Copy each of the following entries line for line, keeping every character the same.

————————

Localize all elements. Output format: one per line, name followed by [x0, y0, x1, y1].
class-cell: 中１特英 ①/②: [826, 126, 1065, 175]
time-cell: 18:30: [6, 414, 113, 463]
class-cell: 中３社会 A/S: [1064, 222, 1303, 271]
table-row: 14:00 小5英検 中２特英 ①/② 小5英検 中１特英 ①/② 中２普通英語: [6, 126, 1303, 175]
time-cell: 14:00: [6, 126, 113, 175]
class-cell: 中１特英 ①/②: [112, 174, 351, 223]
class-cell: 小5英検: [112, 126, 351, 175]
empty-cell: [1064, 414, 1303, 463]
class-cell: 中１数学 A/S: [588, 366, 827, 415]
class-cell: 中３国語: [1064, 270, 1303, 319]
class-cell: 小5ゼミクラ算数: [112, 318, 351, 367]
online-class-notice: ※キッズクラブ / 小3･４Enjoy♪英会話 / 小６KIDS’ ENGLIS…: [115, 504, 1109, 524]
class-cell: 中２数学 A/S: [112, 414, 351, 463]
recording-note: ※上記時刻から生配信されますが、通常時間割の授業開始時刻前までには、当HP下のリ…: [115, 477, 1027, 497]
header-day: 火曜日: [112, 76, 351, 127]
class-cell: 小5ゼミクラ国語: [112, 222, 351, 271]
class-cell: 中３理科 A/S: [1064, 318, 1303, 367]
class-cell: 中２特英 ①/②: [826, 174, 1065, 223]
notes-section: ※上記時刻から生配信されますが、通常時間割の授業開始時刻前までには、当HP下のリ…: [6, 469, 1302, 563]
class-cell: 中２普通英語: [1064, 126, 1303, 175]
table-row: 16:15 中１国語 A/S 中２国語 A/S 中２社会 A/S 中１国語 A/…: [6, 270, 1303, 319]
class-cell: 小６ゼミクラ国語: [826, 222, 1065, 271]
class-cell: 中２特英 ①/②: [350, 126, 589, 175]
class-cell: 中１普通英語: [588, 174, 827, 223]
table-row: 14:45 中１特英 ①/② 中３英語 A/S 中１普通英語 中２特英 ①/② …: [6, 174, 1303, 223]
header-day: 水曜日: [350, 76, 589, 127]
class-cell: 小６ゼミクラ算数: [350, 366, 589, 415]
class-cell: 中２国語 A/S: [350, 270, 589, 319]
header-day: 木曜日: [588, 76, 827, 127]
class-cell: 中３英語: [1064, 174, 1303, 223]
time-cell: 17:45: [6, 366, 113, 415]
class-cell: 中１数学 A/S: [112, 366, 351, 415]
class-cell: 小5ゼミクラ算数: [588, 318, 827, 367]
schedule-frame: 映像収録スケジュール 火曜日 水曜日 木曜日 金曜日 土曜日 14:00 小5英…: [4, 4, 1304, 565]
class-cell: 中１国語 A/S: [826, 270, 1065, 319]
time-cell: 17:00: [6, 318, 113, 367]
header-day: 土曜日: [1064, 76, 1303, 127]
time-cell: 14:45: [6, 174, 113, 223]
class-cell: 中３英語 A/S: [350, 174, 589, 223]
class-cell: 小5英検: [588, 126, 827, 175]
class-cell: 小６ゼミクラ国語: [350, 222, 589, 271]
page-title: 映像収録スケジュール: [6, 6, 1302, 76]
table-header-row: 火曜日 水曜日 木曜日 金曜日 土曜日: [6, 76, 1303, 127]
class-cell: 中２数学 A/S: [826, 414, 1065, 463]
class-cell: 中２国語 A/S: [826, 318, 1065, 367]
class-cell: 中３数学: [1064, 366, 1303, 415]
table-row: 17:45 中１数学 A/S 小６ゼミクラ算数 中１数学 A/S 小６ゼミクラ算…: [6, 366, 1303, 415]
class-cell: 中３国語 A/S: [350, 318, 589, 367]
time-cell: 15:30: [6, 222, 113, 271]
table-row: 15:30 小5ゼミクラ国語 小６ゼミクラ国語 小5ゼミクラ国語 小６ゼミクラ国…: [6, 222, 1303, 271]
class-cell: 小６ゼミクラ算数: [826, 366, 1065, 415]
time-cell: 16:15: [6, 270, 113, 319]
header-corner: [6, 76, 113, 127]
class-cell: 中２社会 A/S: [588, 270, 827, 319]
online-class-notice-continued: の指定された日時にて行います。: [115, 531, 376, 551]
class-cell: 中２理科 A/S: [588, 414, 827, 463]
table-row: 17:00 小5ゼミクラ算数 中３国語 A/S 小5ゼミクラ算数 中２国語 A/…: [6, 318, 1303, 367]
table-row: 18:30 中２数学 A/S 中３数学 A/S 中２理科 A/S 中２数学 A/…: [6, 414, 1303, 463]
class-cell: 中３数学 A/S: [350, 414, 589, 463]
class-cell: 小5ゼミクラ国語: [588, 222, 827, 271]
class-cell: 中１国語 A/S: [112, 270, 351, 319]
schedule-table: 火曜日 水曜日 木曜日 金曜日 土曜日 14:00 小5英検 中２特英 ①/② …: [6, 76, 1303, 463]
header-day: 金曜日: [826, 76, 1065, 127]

————————

■ **WRITTEN REPLY**
Localize all elements. Output format: one per line, name followed by [x0, y0, x1, y1].
class-cell: 中１特英 ①/②: [826, 126, 1065, 175]
time-cell: 18:30: [6, 414, 113, 463]
class-cell: 中３社会 A/S: [1064, 222, 1303, 271]
table-row: 14:00 小5英検 中２特英 ①/② 小5英検 中１特英 ①/② 中２普通英語: [6, 126, 1303, 175]
time-cell: 14:00: [6, 126, 113, 175]
class-cell: 中１特英 ①/②: [112, 174, 351, 223]
class-cell: 小5英検: [112, 126, 351, 175]
empty-cell: [1064, 414, 1303, 463]
class-cell: 中１数学 A/S: [588, 366, 827, 415]
class-cell: 中３国語: [1064, 270, 1303, 319]
class-cell: 小5ゼミクラ算数: [112, 318, 351, 367]
online-class-notice: ※キッズクラブ / 小3･４Enjoy♪英会話 / 小６KIDS’ ENGLIS…: [115, 504, 1109, 524]
class-cell: 中２数学 A/S: [112, 414, 351, 463]
recording-note: ※上記時刻から生配信されますが、通常時間割の授業開始時刻前までには、当HP下のリ…: [115, 477, 1027, 497]
header-day: 火曜日: [112, 76, 351, 127]
class-cell: 小5ゼミクラ国語: [112, 222, 351, 271]
class-cell: 中３理科 A/S: [1064, 318, 1303, 367]
class-cell: 中２特英 ①/②: [826, 174, 1065, 223]
notes-section: ※上記時刻から生配信されますが、通常時間割の授業開始時刻前までには、当HP下のリ…: [6, 469, 1302, 563]
class-cell: 中２普通英語: [1064, 126, 1303, 175]
table-row: 16:15 中１国語 A/S 中２国語 A/S 中２社会 A/S 中１国語 A/…: [6, 270, 1303, 319]
class-cell: 小６ゼミクラ国語: [826, 222, 1065, 271]
class-cell: 中２特英 ①/②: [350, 126, 589, 175]
class-cell: 中１普通英語: [588, 174, 827, 223]
table-row: 14:45 中１特英 ①/② 中３英語 A/S 中１普通英語 中２特英 ①/② …: [6, 174, 1303, 223]
header-day: 水曜日: [350, 76, 589, 127]
class-cell: 小６ゼミクラ算数: [350, 366, 589, 415]
class-cell: 中２国語 A/S: [350, 270, 589, 319]
header-day: 木曜日: [588, 76, 827, 127]
class-cell: 中３英語: [1064, 174, 1303, 223]
time-cell: 17:45: [6, 366, 113, 415]
class-cell: 中１数学 A/S: [112, 366, 351, 415]
class-cell: 小5ゼミクラ算数: [588, 318, 827, 367]
schedule-frame: 映像収録スケジュール 火曜日 水曜日 木曜日 金曜日 土曜日 14:00 小5英…: [4, 4, 1304, 565]
class-cell: 中１国語 A/S: [826, 270, 1065, 319]
time-cell: 17:00: [6, 318, 113, 367]
header-day: 土曜日: [1064, 76, 1303, 127]
time-cell: 14:45: [6, 174, 113, 223]
class-cell: 中３英語 A/S: [350, 174, 589, 223]
class-cell: 小5英検: [588, 126, 827, 175]
class-cell: 小６ゼミクラ国語: [350, 222, 589, 271]
page-title: 映像収録スケジュール: [6, 6, 1302, 76]
table-header-row: 火曜日 水曜日 木曜日 金曜日 土曜日: [6, 76, 1303, 127]
class-cell: 中２数学 A/S: [826, 414, 1065, 463]
class-cell: 中２国語 A/S: [826, 318, 1065, 367]
class-cell: 中３数学: [1064, 366, 1303, 415]
table-row: 17:45 中１数学 A/S 小６ゼミクラ算数 中１数学 A/S 小６ゼミクラ算…: [6, 366, 1303, 415]
class-cell: 中３国語 A/S: [350, 318, 589, 367]
time-cell: 15:30: [6, 222, 113, 271]
table-row: 15:30 小5ゼミクラ国語 小６ゼミクラ国語 小5ゼミクラ国語 小６ゼミクラ国…: [6, 222, 1303, 271]
class-cell: 小６ゼミクラ算数: [826, 366, 1065, 415]
time-cell: 16:15: [6, 270, 113, 319]
header-corner: [6, 76, 113, 127]
class-cell: 中２社会 A/S: [588, 270, 827, 319]
online-class-notice-continued: の指定された日時にて行います。: [115, 531, 376, 551]
class-cell: 中２理科 A/S: [588, 414, 827, 463]
table-row: 17:00 小5ゼミクラ算数 中３国語 A/S 小5ゼミクラ算数 中２国語 A/…: [6, 318, 1303, 367]
table-row: 18:30 中２数学 A/S 中３数学 A/S 中２理科 A/S 中２数学 A/…: [6, 414, 1303, 463]
class-cell: 中３数学 A/S: [350, 414, 589, 463]
class-cell: 小5ゼミクラ国語: [588, 222, 827, 271]
class-cell: 中１国語 A/S: [112, 270, 351, 319]
schedule-table: 火曜日 水曜日 木曜日 金曜日 土曜日 14:00 小5英検 中２特英 ①/② …: [6, 76, 1303, 463]
header-day: 金曜日: [826, 76, 1065, 127]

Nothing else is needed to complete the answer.